Do this -> Return all lines with the word "https" in them.

==== Exercise data ====

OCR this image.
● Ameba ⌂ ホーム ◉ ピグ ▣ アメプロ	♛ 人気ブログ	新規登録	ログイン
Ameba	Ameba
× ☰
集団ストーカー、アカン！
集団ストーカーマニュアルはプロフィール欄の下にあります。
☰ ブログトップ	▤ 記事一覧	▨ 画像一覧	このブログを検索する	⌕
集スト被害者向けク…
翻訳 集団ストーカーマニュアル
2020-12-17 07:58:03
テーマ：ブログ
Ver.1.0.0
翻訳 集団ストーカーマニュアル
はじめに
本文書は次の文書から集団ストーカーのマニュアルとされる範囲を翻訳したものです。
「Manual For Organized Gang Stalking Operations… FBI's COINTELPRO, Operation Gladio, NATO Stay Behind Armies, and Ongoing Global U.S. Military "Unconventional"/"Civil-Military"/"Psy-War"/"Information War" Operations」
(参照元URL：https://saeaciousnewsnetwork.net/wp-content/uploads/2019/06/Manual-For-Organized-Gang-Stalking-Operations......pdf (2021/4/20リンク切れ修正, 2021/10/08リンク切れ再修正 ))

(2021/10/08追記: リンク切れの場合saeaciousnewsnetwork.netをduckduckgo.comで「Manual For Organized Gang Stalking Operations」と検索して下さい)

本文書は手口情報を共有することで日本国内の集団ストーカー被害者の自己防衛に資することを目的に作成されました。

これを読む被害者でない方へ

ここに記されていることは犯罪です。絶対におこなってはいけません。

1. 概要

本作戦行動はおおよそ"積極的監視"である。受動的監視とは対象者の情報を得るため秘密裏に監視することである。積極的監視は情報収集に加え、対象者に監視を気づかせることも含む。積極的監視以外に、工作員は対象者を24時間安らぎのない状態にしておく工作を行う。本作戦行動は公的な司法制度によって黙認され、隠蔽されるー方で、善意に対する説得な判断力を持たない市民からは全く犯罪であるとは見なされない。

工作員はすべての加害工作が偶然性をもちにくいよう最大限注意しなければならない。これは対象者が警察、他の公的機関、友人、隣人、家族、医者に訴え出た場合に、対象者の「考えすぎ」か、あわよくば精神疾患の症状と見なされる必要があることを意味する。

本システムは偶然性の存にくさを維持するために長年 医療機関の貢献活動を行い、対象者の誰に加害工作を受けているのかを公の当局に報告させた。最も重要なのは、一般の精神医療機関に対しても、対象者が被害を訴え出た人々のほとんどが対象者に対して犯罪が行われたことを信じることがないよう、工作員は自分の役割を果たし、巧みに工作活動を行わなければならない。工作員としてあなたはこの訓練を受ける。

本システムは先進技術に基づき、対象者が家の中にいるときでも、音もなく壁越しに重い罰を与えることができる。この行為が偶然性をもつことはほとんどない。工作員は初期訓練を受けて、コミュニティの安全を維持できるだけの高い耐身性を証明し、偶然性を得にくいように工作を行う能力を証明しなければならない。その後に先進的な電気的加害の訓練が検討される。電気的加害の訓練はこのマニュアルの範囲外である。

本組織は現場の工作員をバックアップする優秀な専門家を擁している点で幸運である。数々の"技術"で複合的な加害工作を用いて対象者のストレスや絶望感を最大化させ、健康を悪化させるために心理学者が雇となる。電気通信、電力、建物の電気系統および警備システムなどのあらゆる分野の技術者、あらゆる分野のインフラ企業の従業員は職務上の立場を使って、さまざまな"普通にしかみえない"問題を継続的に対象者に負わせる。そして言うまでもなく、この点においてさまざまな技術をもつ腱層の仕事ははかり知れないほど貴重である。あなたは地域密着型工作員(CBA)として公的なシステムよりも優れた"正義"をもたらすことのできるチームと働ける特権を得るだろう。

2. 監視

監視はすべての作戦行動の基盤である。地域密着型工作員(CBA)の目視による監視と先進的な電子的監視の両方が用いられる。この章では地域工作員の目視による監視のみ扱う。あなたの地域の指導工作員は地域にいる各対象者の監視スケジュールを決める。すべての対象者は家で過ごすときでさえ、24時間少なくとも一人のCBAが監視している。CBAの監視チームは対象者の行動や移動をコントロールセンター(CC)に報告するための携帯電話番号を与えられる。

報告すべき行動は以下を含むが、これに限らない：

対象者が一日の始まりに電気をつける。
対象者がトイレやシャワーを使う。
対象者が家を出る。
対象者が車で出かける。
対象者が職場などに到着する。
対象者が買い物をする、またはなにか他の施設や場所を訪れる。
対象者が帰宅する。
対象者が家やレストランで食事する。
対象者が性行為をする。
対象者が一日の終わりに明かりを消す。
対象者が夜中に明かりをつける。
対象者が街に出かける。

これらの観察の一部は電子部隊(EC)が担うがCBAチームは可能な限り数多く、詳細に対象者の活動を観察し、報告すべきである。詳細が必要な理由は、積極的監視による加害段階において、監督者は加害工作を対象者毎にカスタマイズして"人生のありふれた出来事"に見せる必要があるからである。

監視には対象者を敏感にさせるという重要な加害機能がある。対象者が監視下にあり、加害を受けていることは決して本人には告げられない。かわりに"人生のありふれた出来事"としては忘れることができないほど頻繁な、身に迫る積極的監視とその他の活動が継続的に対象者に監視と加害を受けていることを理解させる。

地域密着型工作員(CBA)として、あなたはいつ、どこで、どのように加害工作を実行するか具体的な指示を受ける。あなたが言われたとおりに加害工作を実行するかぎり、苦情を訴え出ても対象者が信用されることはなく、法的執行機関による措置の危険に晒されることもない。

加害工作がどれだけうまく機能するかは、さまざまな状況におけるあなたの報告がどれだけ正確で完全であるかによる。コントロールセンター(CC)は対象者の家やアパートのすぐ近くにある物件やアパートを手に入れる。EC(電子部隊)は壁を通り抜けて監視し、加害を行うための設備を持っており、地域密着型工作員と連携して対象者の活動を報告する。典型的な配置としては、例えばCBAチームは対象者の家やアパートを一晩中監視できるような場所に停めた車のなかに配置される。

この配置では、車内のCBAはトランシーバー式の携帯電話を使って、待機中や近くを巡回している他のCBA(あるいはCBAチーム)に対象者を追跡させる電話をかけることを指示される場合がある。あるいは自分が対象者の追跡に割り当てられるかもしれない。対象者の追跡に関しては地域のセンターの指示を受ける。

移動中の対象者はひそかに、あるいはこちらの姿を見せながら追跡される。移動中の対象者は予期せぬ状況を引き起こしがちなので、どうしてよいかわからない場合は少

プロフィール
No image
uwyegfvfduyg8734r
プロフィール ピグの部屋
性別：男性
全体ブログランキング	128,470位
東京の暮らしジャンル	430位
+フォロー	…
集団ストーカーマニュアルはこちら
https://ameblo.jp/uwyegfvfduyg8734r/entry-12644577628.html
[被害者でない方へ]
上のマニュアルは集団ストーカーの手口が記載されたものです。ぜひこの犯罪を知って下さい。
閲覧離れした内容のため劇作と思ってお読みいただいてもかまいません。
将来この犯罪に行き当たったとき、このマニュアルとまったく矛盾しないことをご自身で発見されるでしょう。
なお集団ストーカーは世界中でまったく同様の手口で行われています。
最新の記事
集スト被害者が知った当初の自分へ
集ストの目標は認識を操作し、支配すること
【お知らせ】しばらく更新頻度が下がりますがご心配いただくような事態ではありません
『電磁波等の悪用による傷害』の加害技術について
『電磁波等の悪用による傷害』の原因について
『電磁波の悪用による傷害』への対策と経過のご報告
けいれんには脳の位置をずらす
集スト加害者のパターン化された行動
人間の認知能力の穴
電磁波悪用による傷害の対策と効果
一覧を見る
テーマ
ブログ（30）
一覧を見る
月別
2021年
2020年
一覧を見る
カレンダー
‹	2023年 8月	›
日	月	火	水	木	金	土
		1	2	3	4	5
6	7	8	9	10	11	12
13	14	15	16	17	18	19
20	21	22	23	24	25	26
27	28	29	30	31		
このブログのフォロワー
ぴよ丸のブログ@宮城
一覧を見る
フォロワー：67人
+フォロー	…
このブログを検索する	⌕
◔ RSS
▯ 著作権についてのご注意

====

Solution for this problem ->
(参照元URL：https://saeaciousnewsnetwork.net/wp-content/uploads/2019/06/Manual-For-Organized-Gang-Stalking-Operations......pdf (2021/4/20リンク切れ修正, 2021/10/08リンク切れ再修正 ))
https://ameblo.jp/uwyegfvfduyg8734r/entry-12644577628.html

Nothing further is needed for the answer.